WHAT YOU NEED TO DO: Skip the pictures. Copy all the rest of the records down exactly.

SUPPLIED MATERIAL:
---

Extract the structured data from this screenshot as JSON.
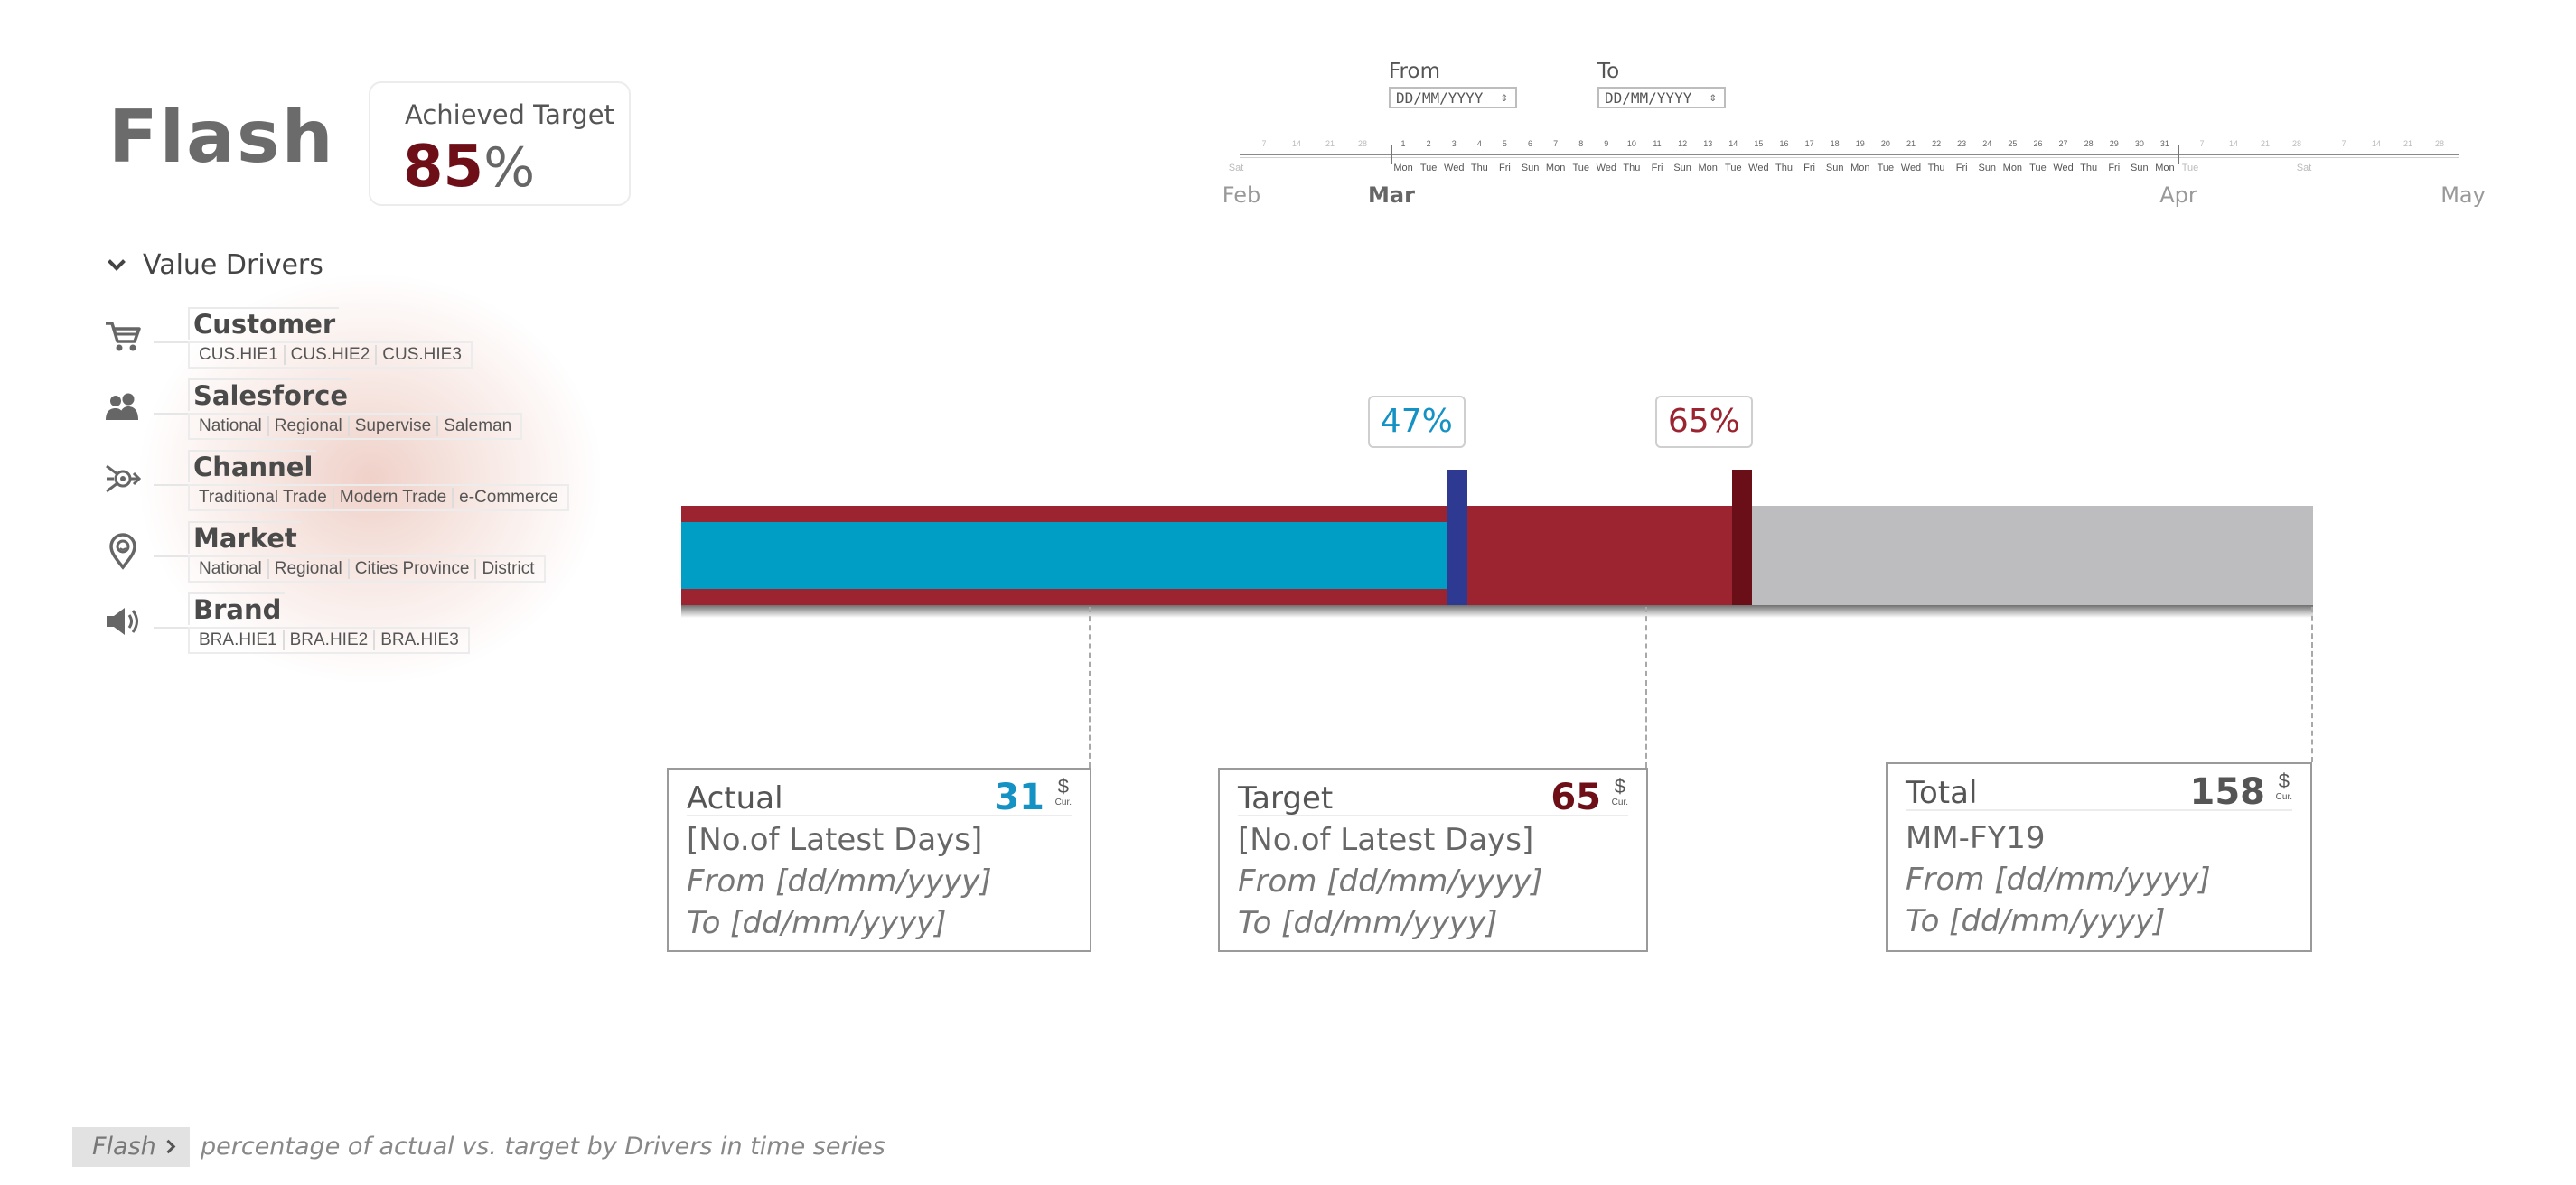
{
  "header": {
    "title": "Flash",
    "kpi": {
      "label": "Achieved Target",
      "value": "85",
      "unit": "%"
    }
  },
  "drivers": {
    "title": "Value Drivers",
    "items": [
      {
        "name": "Customer",
        "icon": "cart-icon",
        "subs": [
          "CUS.HIE1",
          "CUS.HIE2",
          "CUS.HIE3"
        ]
      },
      {
        "name": "Salesforce",
        "icon": "people-icon",
        "subs": [
          "National",
          "Regional",
          "Supervise",
          "Saleman"
        ]
      },
      {
        "name": "Channel",
        "icon": "channel-icon",
        "subs": [
          "Traditional Trade",
          "Modern Trade",
          "e-Commerce"
        ]
      },
      {
        "name": "Market",
        "icon": "location-pin-icon",
        "subs": [
          "National",
          "Regional",
          "Cities Province",
          "District"
        ]
      },
      {
        "name": "Brand",
        "icon": "speaker-icon",
        "subs": [
          "BRA.HIE1",
          "BRA.HIE2",
          "BRA.HIE3"
        ]
      }
    ]
  },
  "date_range": {
    "from_label": "From",
    "to_label": "To",
    "from_placeholder": "DD/MM/YYYY",
    "to_placeholder": "DD/MM/YYYY"
  },
  "timeline": {
    "months": [
      "Feb",
      "Mar",
      "Apr",
      "May"
    ],
    "current_month": "Mar",
    "day_numbers": [
      "1",
      "2",
      "3",
      "4",
      "5",
      "6",
      "7",
      "8",
      "9",
      "10",
      "11",
      "12",
      "13",
      "14",
      "15",
      "16",
      "17",
      "18",
      "19",
      "20",
      "21",
      "22",
      "23",
      "24",
      "25",
      "26",
      "27",
      "28",
      "29",
      "30",
      "31"
    ],
    "weekdays": [
      "Mon",
      "Tue",
      "Wed",
      "Thu",
      "Fri",
      "Sun",
      "Mon",
      "Tue",
      "Wed",
      "Thu",
      "Fri",
      "Sun",
      "Mon",
      "Tue",
      "Wed",
      "Thu",
      "Fri",
      "Sun",
      "Mon",
      "Tue",
      "Wed",
      "Thu",
      "Fri",
      "Sun",
      "Mon",
      "Tue",
      "Wed",
      "Thu",
      "Fri",
      "Sun",
      "Mon"
    ],
    "feb_numbers": [
      "7",
      "14",
      "21",
      "28"
    ],
    "feb_weekday": "Sat",
    "apr_numbers": [
      "7",
      "14",
      "21",
      "28"
    ],
    "apr_weekdays": [
      "Tue",
      "Sat"
    ],
    "may_numbers": [
      "7",
      "14",
      "21",
      "28"
    ]
  },
  "progress": {
    "actual_pct": 47,
    "target_pct": 65,
    "actual_label": "47%",
    "target_label": "65%",
    "colors": {
      "actual": "#009dc4",
      "target": "#9b2430",
      "remaining": "#bdbdbf",
      "actual_marker": "#2e3a92",
      "target_marker": "#6a0f18"
    }
  },
  "cards": {
    "actual": {
      "label": "Actual",
      "value": "31",
      "cur_symbol": "$",
      "cur_text": "Cur.",
      "line1": "[No.of Latest Days]",
      "line2": "From [dd/mm/yyyy]",
      "line3": "To [dd/mm/yyyy]",
      "color": "#1592c4"
    },
    "target": {
      "label": "Target",
      "value": "65",
      "cur_symbol": "$",
      "cur_text": "Cur.",
      "line1": "[No.of Latest Days]",
      "line2": "From [dd/mm/yyyy]",
      "line3": "To [dd/mm/yyyy]",
      "color": "#6e0f18"
    },
    "total": {
      "label": "Total",
      "value": "158",
      "cur_symbol": "$",
      "cur_text": "Cur.",
      "line1": "MM-FY19",
      "line2": "From [dd/mm/yyyy]",
      "line3": "To [dd/mm/yyyy]",
      "color": "#555555"
    }
  },
  "footer": {
    "crumb": "Flash",
    "description": "percentage of actual vs. target by Drivers in time series"
  }
}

---

TASK SOLUTION:
Extract the structured data from this screenshot as JSON.
{
  "header": {
    "title": "Flash",
    "kpi": {
      "label": "Achieved Target",
      "value": "85",
      "unit": "%"
    }
  },
  "drivers": {
    "title": "Value Drivers",
    "items": [
      {
        "name": "Customer",
        "icon": "cart-icon",
        "subs": [
          "CUS.HIE1",
          "CUS.HIE2",
          "CUS.HIE3"
        ]
      },
      {
        "name": "Salesforce",
        "icon": "people-icon",
        "subs": [
          "National",
          "Regional",
          "Supervise",
          "Saleman"
        ]
      },
      {
        "name": "Channel",
        "icon": "channel-icon",
        "subs": [
          "Traditional Trade",
          "Modern Trade",
          "e-Commerce"
        ]
      },
      {
        "name": "Market",
        "icon": "location-pin-icon",
        "subs": [
          "National",
          "Regional",
          "Cities Province",
          "District"
        ]
      },
      {
        "name": "Brand",
        "icon": "speaker-icon",
        "subs": [
          "BRA.HIE1",
          "BRA.HIE2",
          "BRA.HIE3"
        ]
      }
    ]
  },
  "date_range": {
    "from_label": "From",
    "to_label": "To",
    "from_placeholder": "DD/MM/YYYY",
    "to_placeholder": "DD/MM/YYYY"
  },
  "timeline": {
    "months": [
      "Feb",
      "Mar",
      "Apr",
      "May"
    ],
    "current_month": "Mar",
    "day_numbers": [
      "1",
      "2",
      "3",
      "4",
      "5",
      "6",
      "7",
      "8",
      "9",
      "10",
      "11",
      "12",
      "13",
      "14",
      "15",
      "16",
      "17",
      "18",
      "19",
      "20",
      "21",
      "22",
      "23",
      "24",
      "25",
      "26",
      "27",
      "28",
      "29",
      "30",
      "31"
    ],
    "weekdays": [
      "Mon",
      "Tue",
      "Wed",
      "Thu",
      "Fri",
      "Sun",
      "Mon",
      "Tue",
      "Wed",
      "Thu",
      "Fri",
      "Sun",
      "Mon",
      "Tue",
      "Wed",
      "Thu",
      "Fri",
      "Sun",
      "Mon",
      "Tue",
      "Wed",
      "Thu",
      "Fri",
      "Sun",
      "Mon",
      "Tue",
      "Wed",
      "Thu",
      "Fri",
      "Sun",
      "Mon"
    ],
    "feb_numbers": [
      "7",
      "14",
      "21",
      "28"
    ],
    "feb_weekday": "Sat",
    "apr_numbers": [
      "7",
      "14",
      "21",
      "28"
    ],
    "apr_weekdays": [
      "Tue",
      "Sat"
    ],
    "may_numbers": [
      "7",
      "14",
      "21",
      "28"
    ]
  },
  "progress": {
    "actual_pct": 47,
    "target_pct": 65,
    "actual_label": "47%",
    "target_label": "65%",
    "colors": {
      "actual": "#009dc4",
      "target": "#9b2430",
      "remaining": "#bdbdbf",
      "actual_marker": "#2e3a92",
      "target_marker": "#6a0f18"
    }
  },
  "cards": {
    "actual": {
      "label": "Actual",
      "value": "31",
      "cur_symbol": "$",
      "cur_text": "Cur.",
      "line1": "[No.of Latest Days]",
      "line2": "From [dd/mm/yyyy]",
      "line3": "To [dd/mm/yyyy]",
      "color": "#1592c4"
    },
    "target": {
      "label": "Target",
      "value": "65",
      "cur_symbol": "$",
      "cur_text": "Cur.",
      "line1": "[No.of Latest Days]",
      "line2": "From [dd/mm/yyyy]",
      "line3": "To [dd/mm/yyyy]",
      "color": "#6e0f18"
    },
    "total": {
      "label": "Total",
      "value": "158",
      "cur_symbol": "$",
      "cur_text": "Cur.",
      "line1": "MM-FY19",
      "line2": "From [dd/mm/yyyy]",
      "line3": "To [dd/mm/yyyy]",
      "color": "#555555"
    }
  },
  "footer": {
    "crumb": "Flash",
    "description": "percentage of actual vs. target by Drivers in time series"
  }
}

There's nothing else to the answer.